• [Do this] Each line of the material must be repeated precisely, with the pictures left out.

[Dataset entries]
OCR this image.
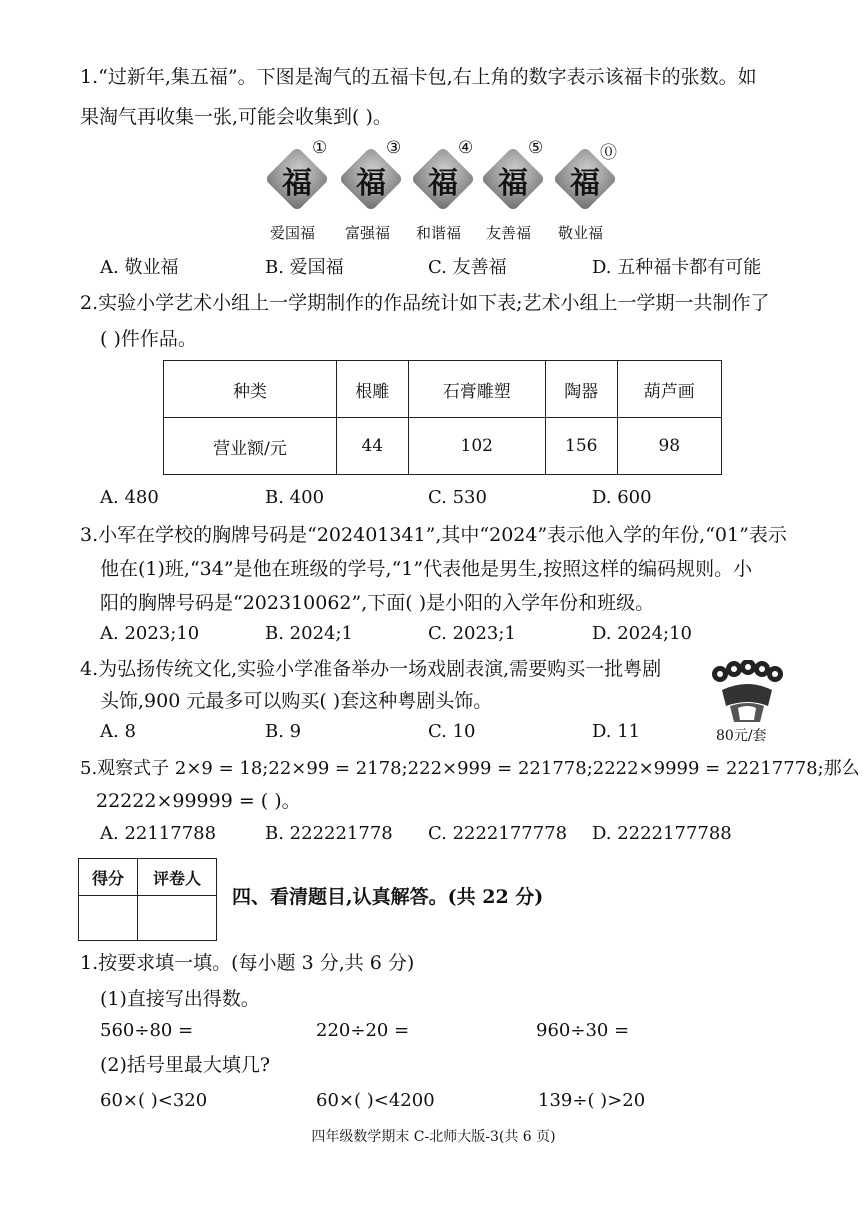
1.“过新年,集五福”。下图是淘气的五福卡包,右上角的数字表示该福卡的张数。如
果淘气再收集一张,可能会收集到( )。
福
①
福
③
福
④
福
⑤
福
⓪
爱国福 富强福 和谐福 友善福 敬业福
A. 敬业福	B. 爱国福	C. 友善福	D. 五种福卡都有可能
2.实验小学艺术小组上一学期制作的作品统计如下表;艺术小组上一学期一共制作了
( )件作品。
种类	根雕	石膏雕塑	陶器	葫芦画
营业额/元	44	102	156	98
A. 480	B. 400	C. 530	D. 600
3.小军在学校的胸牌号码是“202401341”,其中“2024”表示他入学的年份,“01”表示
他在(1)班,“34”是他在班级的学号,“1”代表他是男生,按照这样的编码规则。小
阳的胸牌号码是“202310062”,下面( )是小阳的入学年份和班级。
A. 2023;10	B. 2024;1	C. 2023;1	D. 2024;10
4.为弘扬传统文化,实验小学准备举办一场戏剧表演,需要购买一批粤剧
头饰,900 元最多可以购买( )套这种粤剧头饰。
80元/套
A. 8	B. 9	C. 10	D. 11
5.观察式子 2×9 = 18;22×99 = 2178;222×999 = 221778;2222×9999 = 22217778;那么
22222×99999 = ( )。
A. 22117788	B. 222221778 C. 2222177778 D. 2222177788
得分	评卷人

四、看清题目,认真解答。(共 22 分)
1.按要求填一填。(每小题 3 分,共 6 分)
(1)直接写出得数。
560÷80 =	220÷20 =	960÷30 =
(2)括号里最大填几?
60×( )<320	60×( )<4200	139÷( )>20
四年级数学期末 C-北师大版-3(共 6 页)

• [Result of this task]
OCR this image.
1.“过新年,集五福”。下图是淘气的五福卡包,右上角的数字表示该福卡的张数。如
果淘气再收集一张,可能会收集到( )。
福
①
福
③
福
④
福
⑤
福
⓪
爱国福 富强福 和谐福 友善福 敬业福
A. 敬业福	B. 爱国福	C. 友善福	D. 五种福卡都有可能
2.实验小学艺术小组上一学期制作的作品统计如下表;艺术小组上一学期一共制作了
( )件作品。
种类	根雕	石膏雕塑	陶器	葫芦画
营业额/元	44	102	156	98
A. 480	B. 400	C. 530	D. 600
3.小军在学校的胸牌号码是“202401341”,其中“2024”表示他入学的年份,“01”表示
他在(1)班,“34”是他在班级的学号,“1”代表他是男生,按照这样的编码规则。小
阳的胸牌号码是“202310062”,下面( )是小阳的入学年份和班级。
A. 2023;10	B. 2024;1	C. 2023;1	D. 2024;10
4.为弘扬传统文化,实验小学准备举办一场戏剧表演,需要购买一批粤剧
头饰,900 元最多可以购买( )套这种粤剧头饰。
80元/套
A. 8	B. 9	C. 10	D. 11
5.观察式子 2×9 = 18;22×99 = 2178;222×999 = 221778;2222×9999 = 22217778;那么
22222×99999 = ( )。
A. 22117788	B. 222221778 C. 2222177778 D. 2222177788
得分	评卷人

四、看清题目,认真解答。(共 22 分)
1.按要求填一填。(每小题 3 分,共 6 分)
(1)直接写出得数。
560÷80 =	220÷20 =	960÷30 =
(2)括号里最大填几?
60×( )<320	60×( )<4200	139÷( )>20
四年级数学期末 C-北师大版-3(共 6 页)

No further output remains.